AIM OF THE TASK: Records follow. Pull out every line that contains "house".

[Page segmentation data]

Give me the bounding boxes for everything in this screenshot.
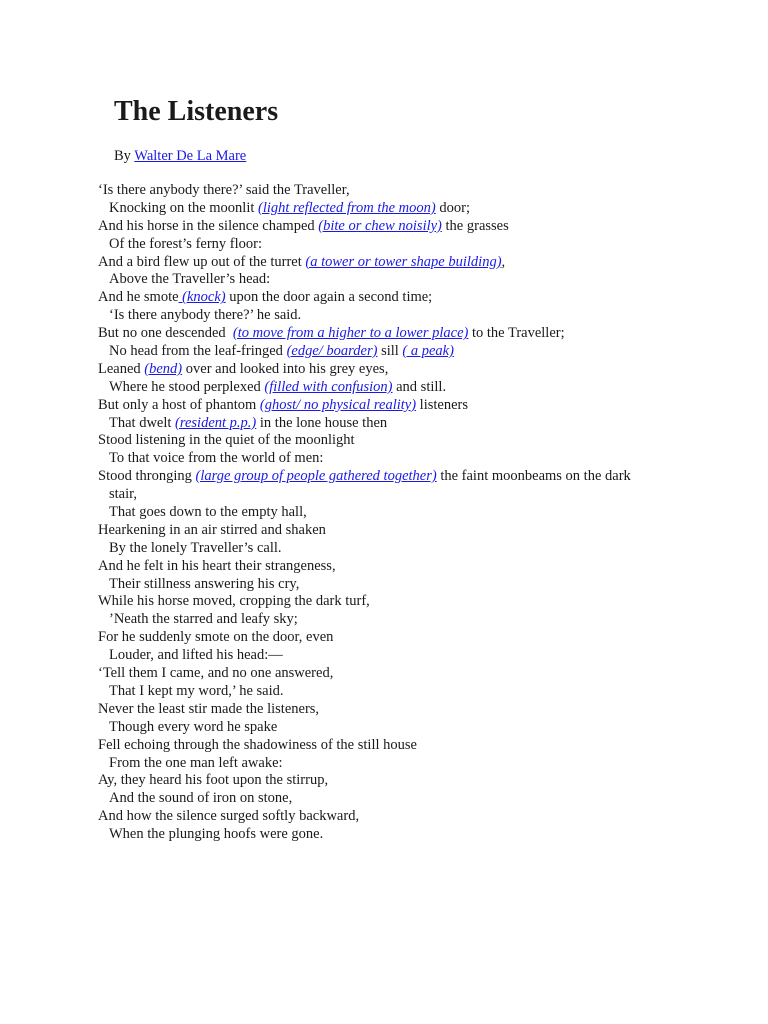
poem-line [98, 522, 718, 540]
poem-text: And his horse in the silence champed [98, 217, 319, 234]
poem-text: That goes down to the empty hall, [109, 504, 307, 521]
poem-text: upon the door again a second time; [225, 289, 433, 306]
poem-text: ‘Is there anybody there?’ said the Traveller, [98, 182, 350, 198]
poem-line [98, 593, 718, 611]
poem-text: That I kept my word,’ he said. [109, 682, 284, 699]
poem-text: To that voice from the world of men: [109, 450, 324, 467]
gloss-link[interactable]: (edge/ boarder) [286, 343, 378, 360]
poem-text: And he smote [98, 289, 179, 306]
poem-line [98, 450, 718, 468]
poem-line [98, 647, 718, 665]
poem-line [98, 772, 718, 790]
gloss-link[interactable]: (a tower or tower shape building) [305, 253, 502, 270]
poem-line [98, 611, 718, 629]
poem-line [98, 629, 718, 647]
poem-text: No head from the leaf-fringed [109, 343, 287, 360]
poem-line [98, 486, 718, 504]
poem-line [98, 808, 718, 826]
poem-text: ’Neath the starred and leafy sky; [109, 611, 298, 628]
poem-text: door; [435, 199, 470, 216]
poem-text: Fell echoing through the shadowiness of the still house [98, 736, 417, 753]
gloss-link[interactable]: (ghost/ no physical reality) [259, 396, 417, 413]
poem-text: over and looked into his grey eyes, [182, 360, 389, 377]
poem-line [98, 576, 718, 594]
poem-text: That dwelt [109, 414, 176, 431]
poem-line [98, 701, 718, 719]
gloss-link[interactable]: (light reflected from the moon) [258, 199, 436, 216]
author-link[interactable]: Walter De La Mare [134, 148, 247, 164]
poem-line [98, 504, 718, 522]
poem-text: ‘Tell them I came, and no one answered, [98, 665, 334, 682]
poem-line [98, 558, 718, 576]
poem-text: Where he stood perplexed [109, 378, 265, 395]
poem-line [98, 307, 718, 325]
poem-text: But only a host of phantom [98, 396, 260, 413]
poem-line [98, 665, 718, 683]
poem-text: And he felt in his heart their strangeness, [98, 557, 336, 574]
poem-text: Never the least stir made the listeners, [98, 700, 320, 717]
gloss-link[interactable]: (bend) [144, 360, 183, 377]
byline [114, 146, 246, 166]
poem-text: sill [377, 343, 403, 360]
gloss-link[interactable]: (knock) [178, 289, 226, 306]
poem-text: Hearkening in an air stirred and shaken [98, 521, 326, 538]
poem-line [98, 468, 718, 486]
poem-text: Louder, and lifted his head:— [109, 647, 283, 664]
poem-text: in the lone house then [256, 414, 388, 431]
poem-line [98, 271, 718, 289]
poem-body [98, 182, 718, 844]
poem-text: And how the silence surged softly backward, [98, 808, 360, 825]
poem-text: Stood listening in the quiet of the moonlight [98, 432, 355, 449]
poem-line [98, 361, 718, 379]
poem-line [98, 218, 718, 236]
poem-line [98, 719, 718, 737]
gloss-link[interactable]: ( a peak) [402, 343, 454, 360]
poem-text: ‘Is there anybody there?’ he said. [109, 307, 302, 324]
gloss-link[interactable]: (bite or chew noisily) [318, 217, 442, 234]
poem-text: For he suddenly smote on the door, even [98, 629, 334, 646]
poem-text: When the plunging hoofs were gone. [109, 826, 324, 843]
poem-text: From the one man left awake: [109, 754, 283, 771]
poem-text: And the sound of iron on stone, [109, 790, 293, 807]
byline-prefix: By [114, 148, 135, 164]
poem-text: and still. [392, 378, 447, 395]
page-title: The Listeners [114, 96, 279, 127]
poem-text: Knocking on the moonlit [109, 199, 259, 216]
poem-line [98, 826, 718, 844]
poem-line [98, 790, 718, 808]
poem-text: Leaned [98, 360, 145, 377]
poem-text: Of the forest’s ferny floor: [109, 235, 263, 252]
poem-text: But no one descended [98, 325, 233, 342]
poem-line [98, 379, 718, 397]
poem-text: the faint moonbeams on the dark [436, 468, 631, 485]
poem-text: Stood thronging [98, 468, 196, 485]
poem-line [98, 289, 718, 307]
poem-line [98, 683, 718, 701]
poem-text: listeners [416, 396, 468, 413]
poem-line [98, 397, 718, 415]
poem-line [98, 432, 718, 450]
poem-line [98, 325, 718, 343]
gloss-link[interactable]: (resident p.p.) [175, 414, 257, 431]
poem-text: , [501, 253, 506, 270]
poem-line [98, 200, 718, 218]
poem-line [98, 236, 718, 254]
poem-text: And a bird flew up out of the turret [98, 253, 306, 270]
poem-line [98, 540, 718, 558]
poem-line [98, 415, 718, 433]
poem-text: By the lonely Traveller’s call. [109, 539, 282, 556]
poem-text: the grasses [441, 217, 509, 234]
poem-line [98, 182, 718, 200]
gloss-link[interactable]: (to move from a higher to a lower place) [232, 325, 469, 342]
gloss-link[interactable]: (filled with confusion) [264, 378, 393, 395]
poem-text: Their stillness answering his cry, [109, 575, 300, 592]
poem-line [98, 755, 718, 773]
poem-text: Ay, they heard his foot upon the stirrup, [98, 772, 329, 789]
poem-line [98, 737, 718, 755]
poem-text: to the Traveller; [468, 325, 565, 342]
poem-line [98, 254, 718, 272]
poem-text: Though every word he spake [109, 718, 278, 735]
gloss-link[interactable]: (large group of people gathered together) [195, 468, 437, 485]
poem-text: While his horse moved, cropping the dark turf, [98, 593, 370, 610]
poem-line [98, 343, 718, 361]
poem-text: Above the Traveller’s head: [109, 271, 271, 288]
poem-text: stair, [109, 486, 138, 503]
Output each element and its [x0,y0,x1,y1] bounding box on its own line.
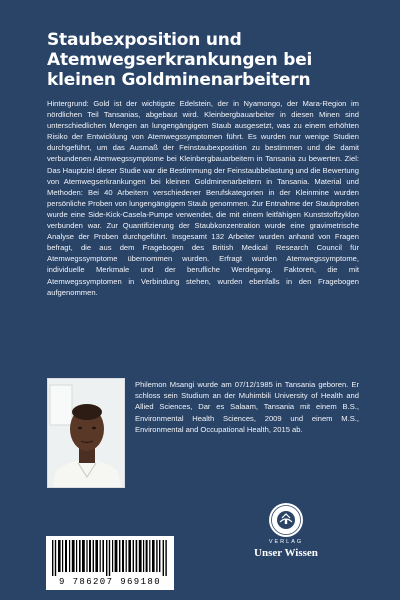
barcode-bars [52,540,168,576]
isbn-number: 9 786207 969180 [58,577,161,587]
abstract-text: Hintergrund: Gold ist der wichtigste Edelstein, der in Nyamongo, der Mara-Region im nördlichen Teil Tansanias, abgebaut wird. Kleinbergbauarbeiter in diesen Minen sind unterschiedlichen Mengen an lungengängigem Staub ausgesetzt, was zu einem erhöhten Risiko der Entwicklung von Atemwegssymptomen führt. Es wurden nur wenige Studien durchgeführt, um das Ausmaß der Feinstaubexposition zu bestimmen und die damit verbundenen Atemwegssymptome bei Kleinbergbauarbeitern in Tansania zu bewerten. Ziel: Das Hauptziel dieser Studie war die Bestimmung der Feinstaubbelastung und die Bewertung von Atemwegserkrankungen bei kleinen Goldminenarbeitern in Tansania. Material und Methoden: Bei 40 Arbeitern verschiedener Berufskategorien in der Kleinmine wurden persönliche Proben von lungengängigem Staub genommen. Zur Entnahme der Staubproben wurde eine Side-Kick-Casela-Pumpe verwendet, die mit einem leitfähigen Kunststoffzyklon verbunden war. Zur Quantifizierung der Staubkonzentration wurde eine gravimetrische Analyse der Proben durchgeführt. Insgesamt 132 Arbeiter wurden anhand von Fragen befragt, die aus dem Fragebogen des British Medical Research Council für Atemwegssymptome übernommen wurden. Erfragt wurden Atemwegssymptome, individuelle Merkmale und der berufliche Werdegang. Faktoren, die mit Atemwegssymptomen in Verbindung stehen, wurden ebenfalls in den Fragebogen aufgenommen. [47,99,359,297]
publisher-name: Unser Wissen [254,547,318,559]
isbn-barcode [46,536,174,590]
publisher-logo [246,502,326,562]
publisher-verlag-label: VERLAG [268,539,304,545]
publisher-emblem-icon [268,502,304,538]
author-bio: Philemon Msangi wurde am 07/12/1985 in Tansania geboren. Er schloss sein Studium an der Muhimbili University of Health and Allied Sciences, Dar es Salaam, Tansania mit einem B.S., Environmental Health Sciences, 2009 und einem M.S., Environmental and Occupational Health, 2015 ab. [135,380,359,434]
author-photo [47,378,125,488]
book-title: Staubexposition und Atemwegserkrankungen bei kleinen Goldminenarbeitern [47,30,313,90]
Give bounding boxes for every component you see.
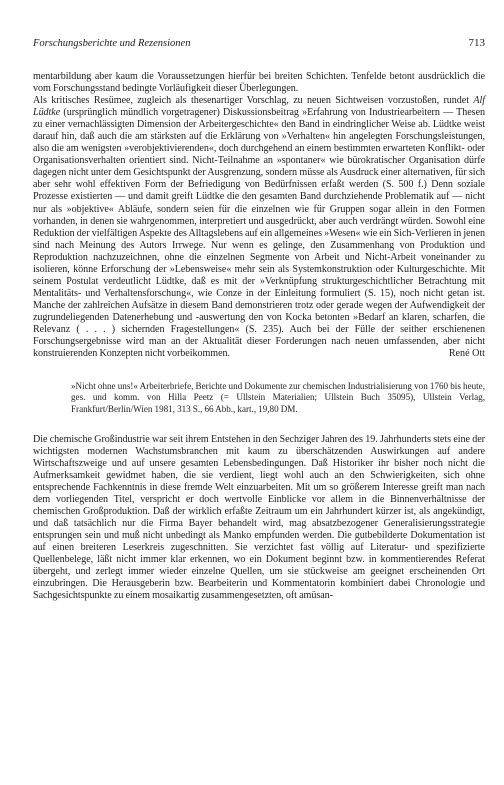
review2-paragraph-1: Die chemische Großindustrie war seit ihrem Entstehen in den Sechziger Jahren des 19. Jahrhunderts stets eine der wichtigsten modernen Wachstumsbranchen mit kaum zu überschätzenden Auswirkungen auf andere Wirtschaftszweige und auf unsere gesamten Lebensbedingungen. Daß Historiker ihr bisher noch nicht die Aufmerksamkeit gewidmet haben, die sie verdient, liegt wohl auch an den Schwierigkeiten, sich ohne entsprechende Fachkenntnis in diese fremde Welt einzuarbeiten. Mit um so größerem Interesse greift man nach dem vorliegenden Titel, verspricht er doch wertvolle Einblicke vor allem in die Binnenverhältnisse der chemischen Großproduktion. Daß der wirklich erfaßte Zeitraum um ein Jahrhundert kürzer ist, als angekündigt, und daß tatsächlich nur die Firma Bayer behandelt wird, mag absatzbezogener Generalisierungsstrategie entsprungen sein und muß nicht unbedingt als Manko empfunden werden. Die gutbebilderte Dokumentation ist auf einen breiteren Leserkreis zugeschnitten. Sie verzichtet fast völlig auf Literatur- und spezifizierte Quellenbelege, läßt nicht immer klar erkennen, wo ein Dokument beginnt bzw. in kommentierendes Referat übergeht, und zerlegt immer wieder einzelne Quellen, um sie stückweise am geeignet erscheinenden Ort einzubringen. Die Herausgeberin bzw. Bearbeiterin und Kommentatorin kombiniert dabei Chronologie und Sachgesichtspunkte zu einem mosaikartig zusammengesetzten, oft amüsan-	[33, 433, 485, 602]
review1-paragraph-1: mentarbildung aber kaum die Voraussetzungen hierfür bei breiten Schichten. Tenfelde betont ausdrücklich die vom Forschungsstand bedingte Vorläufigkeit dieser Überlegungen.	[33, 71, 485, 95]
reviewer-signature: René Ott	[448, 348, 485, 360]
p2-rest: (ursprünglich mündlich vorgetragener) Diskussionsbeitrag »Erfahrung von Industriearbeitern — Thesen zu einer vernachlässigten Dimension der Arbeitergeschichte« den Band in eindringlicher Weise ab. Lüdtke weist darauf hin, daß auch die am stärksten auf die Erklärung von »Verhalten« hin angelegten Forschungsleistungen, also die am wenigsten »verobjektivierenden«, doch durchgehend an einem bestimmten erwarteten Konflikt- oder Organisationsverhalten orientiert sind. Nicht-Teilnahme an »spontaner« wie bürokratischer Organisation dürfe dagegen nicht unter dem Gesichtspunkt der Ausgrenzung, sondern müsse als Ausdruck einer alternativen, für sich aber sehr wohl effektiven Form der Befriedigung von Bedürfnissen erfaßt werden (S. 500 f.) Denn soziale Prozesse existierten — und damit greift Lüdtke die den gesamten Band durchziehende Problematik auf — nicht nur als »objektive« Abläufe, sondern seien für die einzelnen wie für Gruppen sogar allein in den Formen vorhanden, in denen sie wahrgenommen, interpretiert und ausgedrückt, aber auch verdrängt würden. Sowohl eine Reduktion der vielfältigen Aspekte des Alltagslebens auf ein allgemeines »Wesen« wie ein Sich-Verlieren in jenen sind nach Meinung des Autors Irrwege. Nur wenn es gelinge, den Zusammenhang von Produktion und Reproduktion nachzuzeichnen, ohne die einzelnen Segmente von Arbeit und Nicht-Arbeit voneinander zu isolieren, könne Erforschung der »Lebensweise« mehr sein als Systemkonstruktion oder Kulturgeschichte. Mit seinem Postulat verdeutlicht Lüdtke, daß es mit der »Verknüpfung strukturgeschichtlicher Betrachtung mit Mentalitäts- und Verhaltensforschung«, wie Conze in der Einleitung formuliert (S. 15), noch nicht getan ist. Manche der zahlreichen Aufsätze in diesem Band demonstrieren trotz oder gerade wegen der Aufwendigkeit der zugrundeliegenden Datenerhebung und -auswertung den von Kocka betonten »Bedarf an klaren, scharfen, die Relevanz ( . . . ) sichernden Fragestellungen« (S. 235). Auch bei der Fülle der seither erschienenen Forschungsergebnisse wird man an der Aktualität dieser Forderungen nach neuen umfassenden, aber nicht konstruierenden Konzepten nicht vorbeikommen.	[33, 107, 485, 360]
p2-start: Als kritisches Resümee, zugleich als thesenartiger Vorschlag, zu neuen Sichtweisen vorzustoßen, rundet	[33, 95, 474, 107]
author-name: Alf Lüdtke	[33, 95, 485, 119]
page-number: 713	[468, 37, 485, 49]
running-header	[33, 37, 485, 51]
section-title: Forschungsberichte und Rezensionen	[33, 38, 191, 49]
page	[33, 37, 485, 602]
book-citation: »Nicht ohne uns!« Arbeiterbriefe, Berichte und Dokumente zur chemischen Industrialisierung von 1760 bis heute, ges. und komm. von Hilla Peetz (= Ullstein Materialien; Ullstein Buch 35095), Ullstein Verlag, Frankfurt/Berlin/Wien 1981, 313 S., 66 Abb., kart., 19,80 DM.	[71, 381, 485, 414]
review1-paragraph-2	[33, 95, 485, 360]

RESULT:
poem-text: Fell echoing through the shadowiness of the still house [98, 736, 417, 753]
poem-text: in the lone house then [256, 414, 388, 431]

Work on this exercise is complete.